Input data:
[START]

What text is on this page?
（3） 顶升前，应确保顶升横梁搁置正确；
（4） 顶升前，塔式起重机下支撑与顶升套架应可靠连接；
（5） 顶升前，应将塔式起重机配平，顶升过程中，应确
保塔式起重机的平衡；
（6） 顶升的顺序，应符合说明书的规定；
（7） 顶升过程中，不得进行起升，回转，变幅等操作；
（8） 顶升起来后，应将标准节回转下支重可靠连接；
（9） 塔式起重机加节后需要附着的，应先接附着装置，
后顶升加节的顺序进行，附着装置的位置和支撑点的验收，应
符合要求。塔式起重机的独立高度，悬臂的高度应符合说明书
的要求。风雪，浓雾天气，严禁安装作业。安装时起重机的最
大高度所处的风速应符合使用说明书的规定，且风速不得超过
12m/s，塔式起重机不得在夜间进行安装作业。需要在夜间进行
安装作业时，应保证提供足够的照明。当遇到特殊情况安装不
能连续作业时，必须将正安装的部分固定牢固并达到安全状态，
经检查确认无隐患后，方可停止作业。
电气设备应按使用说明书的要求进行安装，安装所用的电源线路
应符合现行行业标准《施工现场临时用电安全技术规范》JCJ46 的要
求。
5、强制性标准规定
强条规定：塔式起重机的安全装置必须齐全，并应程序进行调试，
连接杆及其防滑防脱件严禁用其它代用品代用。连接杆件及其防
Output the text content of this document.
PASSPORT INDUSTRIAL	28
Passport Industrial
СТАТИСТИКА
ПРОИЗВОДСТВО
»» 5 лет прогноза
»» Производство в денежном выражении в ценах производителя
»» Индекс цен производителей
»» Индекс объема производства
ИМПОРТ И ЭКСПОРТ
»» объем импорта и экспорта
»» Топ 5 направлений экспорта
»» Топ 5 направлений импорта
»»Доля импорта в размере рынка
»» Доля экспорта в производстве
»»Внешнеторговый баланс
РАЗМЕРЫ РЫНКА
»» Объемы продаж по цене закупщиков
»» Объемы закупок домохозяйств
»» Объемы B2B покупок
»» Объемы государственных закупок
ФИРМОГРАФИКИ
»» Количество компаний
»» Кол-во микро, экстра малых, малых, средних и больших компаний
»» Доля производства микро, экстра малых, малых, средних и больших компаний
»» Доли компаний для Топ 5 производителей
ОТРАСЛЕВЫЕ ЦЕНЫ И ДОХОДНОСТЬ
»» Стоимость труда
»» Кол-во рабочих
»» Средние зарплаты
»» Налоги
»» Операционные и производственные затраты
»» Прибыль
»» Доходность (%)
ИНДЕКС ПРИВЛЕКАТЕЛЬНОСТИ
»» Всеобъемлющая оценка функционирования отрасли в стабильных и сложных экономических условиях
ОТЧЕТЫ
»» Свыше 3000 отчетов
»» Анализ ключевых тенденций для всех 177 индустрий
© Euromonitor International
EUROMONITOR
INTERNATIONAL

[END]

Exercise: Write each line above out exactly.

Result for this exercise:
What text is on this page?
（3） 顶升前，应确保顶升横梁搁置正确；
（4） 顶升前，塔式起重机下支撑与顶升套架应可靠连接；
（5） 顶升前，应将塔式起重机配平，顶升过程中，应确
保塔式起重机的平衡；
（6） 顶升的顺序，应符合说明书的规定；
（7） 顶升过程中，不得进行起升，回转，变幅等操作；
（8） 顶升起来后，应将标准节回转下支重可靠连接；
（9） 塔式起重机加节后需要附着的，应先接附着装置，
后顶升加节的顺序进行，附着装置的位置和支撑点的验收，应
符合要求。塔式起重机的独立高度，悬臂的高度应符合说明书
的要求。风雪，浓雾天气，严禁安装作业。安装时起重机的最
大高度所处的风速应符合使用说明书的规定，且风速不得超过
12m/s，塔式起重机不得在夜间进行安装作业。需要在夜间进行
安装作业时，应保证提供足够的照明。当遇到特殊情况安装不
能连续作业时，必须将正安装的部分固定牢固并达到安全状态，
经检查确认无隐患后，方可停止作业。
电气设备应按使用说明书的要求进行安装，安装所用的电源线路
应符合现行行业标准《施工现场临时用电安全技术规范》JCJ46 的要
求。
5、强制性标准规定
强条规定：塔式起重机的安全装置必须齐全，并应程序进行调试，
连接杆及其防滑防脱件严禁用其它代用品代用。连接杆件及其防
Output the text content of this document.
PASSPORT INDUSTRIAL	28
Passport Industrial
СТАТИСТИКА
ПРОИЗВОДСТВО
»» 5 лет прогноза
»» Производство в денежном выражении в ценах производителя
»» Индекс цен производителей
»» Индекс объема производства
ИМПОРТ И ЭКСПОРТ
»» объем импорта и экспорта
»» Топ 5 направлений экспорта
»» Топ 5 направлений импорта
»»Доля импорта в размере рынка
»» Доля экспорта в производстве
»»Внешнеторговый баланс
РАЗМЕРЫ РЫНКА
»» Объемы продаж по цене закупщиков
»» Объемы закупок домохозяйств
»» Объемы B2B покупок
»» Объемы государственных закупок
ФИРМОГРАФИКИ
»» Количество компаний
»» Кол-во микро, экстра малых, малых, средних и больших компаний
»» Доля производства микро, экстра малых, малых, средних и больших компаний
»» Доли компаний для Топ 5 производителей
ОТРАСЛЕВЫЕ ЦЕНЫ И ДОХОДНОСТЬ
»» Стоимость труда
»» Кол-во рабочих
»» Средние зарплаты
»» Налоги
»» Операционные и производственные затраты
»» Прибыль
»» Доходность (%)
ИНДЕКС ПРИВЛЕКАТЕЛЬНОСТИ
»» Всеобъемлющая оценка функционирования отрасли в стабильных и сложных экономических условиях
ОТЧЕТЫ
»» Свыше 3000 отчетов
»» Анализ ключевых тенденций для всех 177 индустрий
© Euromonitor International
EUROMONITOR
INTERNATIONAL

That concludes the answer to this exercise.